• [EXERCISE DETAILS] Copy the material below word for word, from its first line through the line containing "qr-finder (46, 558, 74, 586)".

• [DATASET]
Begin

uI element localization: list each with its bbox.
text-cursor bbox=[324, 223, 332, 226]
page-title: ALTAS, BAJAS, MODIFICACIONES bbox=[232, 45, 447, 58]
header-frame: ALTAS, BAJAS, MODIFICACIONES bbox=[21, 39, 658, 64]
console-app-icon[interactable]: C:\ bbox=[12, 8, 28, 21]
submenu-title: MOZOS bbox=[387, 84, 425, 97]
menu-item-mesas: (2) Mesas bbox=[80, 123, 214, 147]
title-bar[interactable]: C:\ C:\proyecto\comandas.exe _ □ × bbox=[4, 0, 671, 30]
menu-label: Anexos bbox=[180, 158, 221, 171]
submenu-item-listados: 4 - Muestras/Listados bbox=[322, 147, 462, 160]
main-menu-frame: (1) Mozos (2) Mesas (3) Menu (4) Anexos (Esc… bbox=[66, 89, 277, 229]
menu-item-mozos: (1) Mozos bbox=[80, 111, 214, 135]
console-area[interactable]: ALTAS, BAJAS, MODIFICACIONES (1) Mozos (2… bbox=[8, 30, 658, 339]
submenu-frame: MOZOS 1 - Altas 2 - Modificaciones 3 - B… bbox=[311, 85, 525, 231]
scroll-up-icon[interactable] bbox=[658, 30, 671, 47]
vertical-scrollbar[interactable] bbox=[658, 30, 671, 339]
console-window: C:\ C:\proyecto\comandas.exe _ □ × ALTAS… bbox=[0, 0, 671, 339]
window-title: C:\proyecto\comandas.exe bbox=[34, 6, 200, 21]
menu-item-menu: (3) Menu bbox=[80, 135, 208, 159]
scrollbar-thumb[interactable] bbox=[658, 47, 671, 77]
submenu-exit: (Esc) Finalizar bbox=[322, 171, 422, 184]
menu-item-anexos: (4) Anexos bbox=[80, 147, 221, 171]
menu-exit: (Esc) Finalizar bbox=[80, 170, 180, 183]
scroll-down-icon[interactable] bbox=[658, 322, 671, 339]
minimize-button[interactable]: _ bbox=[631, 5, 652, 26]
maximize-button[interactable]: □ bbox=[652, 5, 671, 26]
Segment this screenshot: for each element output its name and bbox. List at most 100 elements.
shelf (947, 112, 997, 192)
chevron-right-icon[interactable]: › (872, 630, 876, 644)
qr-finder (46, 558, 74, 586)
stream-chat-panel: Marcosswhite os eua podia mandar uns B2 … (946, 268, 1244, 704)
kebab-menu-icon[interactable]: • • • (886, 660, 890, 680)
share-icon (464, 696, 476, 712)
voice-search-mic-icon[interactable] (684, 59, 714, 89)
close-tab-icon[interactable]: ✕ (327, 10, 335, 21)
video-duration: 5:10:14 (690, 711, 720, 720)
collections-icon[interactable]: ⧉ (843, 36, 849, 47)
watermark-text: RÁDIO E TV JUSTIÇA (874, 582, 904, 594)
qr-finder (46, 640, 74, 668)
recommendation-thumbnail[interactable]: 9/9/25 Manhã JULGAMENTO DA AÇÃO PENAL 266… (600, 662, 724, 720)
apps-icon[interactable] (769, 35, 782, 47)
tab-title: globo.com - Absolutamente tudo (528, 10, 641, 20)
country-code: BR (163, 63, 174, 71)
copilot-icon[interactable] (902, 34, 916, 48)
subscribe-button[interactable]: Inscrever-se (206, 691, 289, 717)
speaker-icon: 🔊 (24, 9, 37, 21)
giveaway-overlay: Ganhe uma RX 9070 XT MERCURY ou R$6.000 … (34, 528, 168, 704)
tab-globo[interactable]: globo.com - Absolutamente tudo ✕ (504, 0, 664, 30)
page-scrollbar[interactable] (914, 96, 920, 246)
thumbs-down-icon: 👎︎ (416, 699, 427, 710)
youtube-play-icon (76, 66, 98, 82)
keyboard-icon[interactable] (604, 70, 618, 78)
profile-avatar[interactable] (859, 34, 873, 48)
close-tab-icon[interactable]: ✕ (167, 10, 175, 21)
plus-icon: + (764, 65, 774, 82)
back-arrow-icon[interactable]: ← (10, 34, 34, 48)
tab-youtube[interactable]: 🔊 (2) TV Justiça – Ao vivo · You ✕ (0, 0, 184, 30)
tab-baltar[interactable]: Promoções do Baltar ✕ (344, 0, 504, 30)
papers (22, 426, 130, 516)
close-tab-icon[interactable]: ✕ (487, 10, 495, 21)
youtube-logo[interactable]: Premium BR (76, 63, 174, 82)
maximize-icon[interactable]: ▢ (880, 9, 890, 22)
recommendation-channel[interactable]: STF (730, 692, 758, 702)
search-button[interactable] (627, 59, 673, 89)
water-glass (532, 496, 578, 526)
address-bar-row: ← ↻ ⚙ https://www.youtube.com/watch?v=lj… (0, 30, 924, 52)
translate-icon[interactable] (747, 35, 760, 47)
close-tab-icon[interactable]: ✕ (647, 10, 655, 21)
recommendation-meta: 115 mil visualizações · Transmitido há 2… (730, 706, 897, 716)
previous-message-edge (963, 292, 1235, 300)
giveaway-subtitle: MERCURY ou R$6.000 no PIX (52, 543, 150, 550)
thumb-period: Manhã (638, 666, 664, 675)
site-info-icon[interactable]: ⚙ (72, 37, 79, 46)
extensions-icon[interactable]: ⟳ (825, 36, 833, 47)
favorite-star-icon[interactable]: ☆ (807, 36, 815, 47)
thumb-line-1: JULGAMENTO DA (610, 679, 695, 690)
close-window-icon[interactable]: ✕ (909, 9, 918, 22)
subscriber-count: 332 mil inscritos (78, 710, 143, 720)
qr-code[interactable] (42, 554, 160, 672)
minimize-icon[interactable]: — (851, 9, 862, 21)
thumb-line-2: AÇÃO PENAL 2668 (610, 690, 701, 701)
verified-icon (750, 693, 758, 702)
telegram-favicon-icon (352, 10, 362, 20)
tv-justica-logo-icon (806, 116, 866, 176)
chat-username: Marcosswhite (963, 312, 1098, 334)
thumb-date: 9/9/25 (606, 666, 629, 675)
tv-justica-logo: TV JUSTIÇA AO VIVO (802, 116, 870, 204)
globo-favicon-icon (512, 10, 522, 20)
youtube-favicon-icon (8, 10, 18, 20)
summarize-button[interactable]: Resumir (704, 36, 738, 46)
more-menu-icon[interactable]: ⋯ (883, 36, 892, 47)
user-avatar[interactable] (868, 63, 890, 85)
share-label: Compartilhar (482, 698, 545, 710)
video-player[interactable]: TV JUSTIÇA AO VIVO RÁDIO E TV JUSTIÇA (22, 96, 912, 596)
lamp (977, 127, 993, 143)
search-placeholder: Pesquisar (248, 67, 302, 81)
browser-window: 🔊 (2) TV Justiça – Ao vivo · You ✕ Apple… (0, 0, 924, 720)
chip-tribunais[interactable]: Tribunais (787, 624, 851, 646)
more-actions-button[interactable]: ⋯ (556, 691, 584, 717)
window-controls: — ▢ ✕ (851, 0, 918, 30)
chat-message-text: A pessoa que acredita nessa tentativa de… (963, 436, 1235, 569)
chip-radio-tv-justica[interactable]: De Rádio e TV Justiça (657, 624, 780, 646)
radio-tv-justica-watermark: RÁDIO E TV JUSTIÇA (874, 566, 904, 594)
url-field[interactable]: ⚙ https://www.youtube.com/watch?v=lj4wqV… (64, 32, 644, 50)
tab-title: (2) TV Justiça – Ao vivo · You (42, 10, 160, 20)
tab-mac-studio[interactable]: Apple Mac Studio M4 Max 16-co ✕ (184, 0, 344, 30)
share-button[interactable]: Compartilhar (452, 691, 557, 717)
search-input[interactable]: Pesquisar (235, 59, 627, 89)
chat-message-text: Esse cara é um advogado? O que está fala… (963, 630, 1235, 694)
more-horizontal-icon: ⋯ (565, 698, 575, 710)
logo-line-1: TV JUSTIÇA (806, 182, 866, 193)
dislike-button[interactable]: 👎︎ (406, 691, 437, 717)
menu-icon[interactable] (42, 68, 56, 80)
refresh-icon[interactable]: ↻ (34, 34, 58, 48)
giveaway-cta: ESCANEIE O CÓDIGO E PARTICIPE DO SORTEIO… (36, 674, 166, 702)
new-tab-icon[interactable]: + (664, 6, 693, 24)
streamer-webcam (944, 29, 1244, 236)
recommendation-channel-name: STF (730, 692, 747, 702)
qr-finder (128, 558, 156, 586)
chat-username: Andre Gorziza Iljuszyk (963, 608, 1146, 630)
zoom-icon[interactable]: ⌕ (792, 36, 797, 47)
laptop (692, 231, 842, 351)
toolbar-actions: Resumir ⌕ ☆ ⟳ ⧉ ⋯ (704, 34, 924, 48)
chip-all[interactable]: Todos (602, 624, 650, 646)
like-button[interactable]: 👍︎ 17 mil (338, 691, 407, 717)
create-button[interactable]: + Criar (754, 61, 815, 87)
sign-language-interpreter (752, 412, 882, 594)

End

• [RESPONSE TO THIS EXERCISE]
uI element localization: list each with its bbox.
text-cursor bbox=[324, 223, 332, 226]
page-title: ALTAS, BAJAS, MODIFICACIONES bbox=[232, 45, 447, 58]
header-frame: ALTAS, BAJAS, MODIFICACIONES bbox=[21, 39, 658, 64]
console-app-icon[interactable]: C:\ bbox=[12, 8, 28, 21]
submenu-title: MOZOS bbox=[387, 84, 425, 97]
menu-item-mesas: (2) Mesas bbox=[80, 123, 214, 147]
title-bar[interactable]: C:\ C:\proyecto\comandas.exe _ □ × bbox=[4, 0, 671, 30]
menu-label: Anexos bbox=[180, 158, 221, 171]
submenu-item-listados: 4 - Muestras/Listados bbox=[322, 147, 462, 160]
main-menu-frame: (1) Mozos (2) Mesas (3) Menu (4) Anexos (Esc… bbox=[66, 89, 277, 229]
menu-item-mozos: (1) Mozos bbox=[80, 111, 214, 135]
console-area[interactable]: ALTAS, BAJAS, MODIFICACIONES (1) Mozos (2… bbox=[8, 30, 658, 339]
submenu-frame: MOZOS 1 - Altas 2 - Modificaciones 3 - B… bbox=[311, 85, 525, 231]
scroll-up-icon[interactable] bbox=[658, 30, 671, 47]
vertical-scrollbar[interactable] bbox=[658, 30, 671, 339]
console-window: C:\ C:\proyecto\comandas.exe _ □ × ALTAS… bbox=[0, 0, 671, 339]
window-title: C:\proyecto\comandas.exe bbox=[34, 6, 200, 21]
menu-item-menu: (3) Menu bbox=[80, 135, 208, 159]
scrollbar-thumb[interactable] bbox=[658, 47, 671, 77]
submenu-exit: (Esc) Finalizar bbox=[322, 171, 422, 184]
menu-item-anexos: (4) Anexos bbox=[80, 147, 221, 171]
menu-exit: (Esc) Finalizar bbox=[80, 170, 180, 183]
scroll-down-icon[interactable] bbox=[658, 322, 671, 339]
minimize-button[interactable]: _ bbox=[631, 5, 652, 26]
maximize-button[interactable]: □ bbox=[652, 5, 671, 26]
Segment this screenshot: for each element output its name and bbox. List at most 100 elements.
shelf (947, 112, 997, 192)
chevron-right-icon[interactable]: › (872, 630, 876, 644)
qr-finder (46, 558, 74, 586)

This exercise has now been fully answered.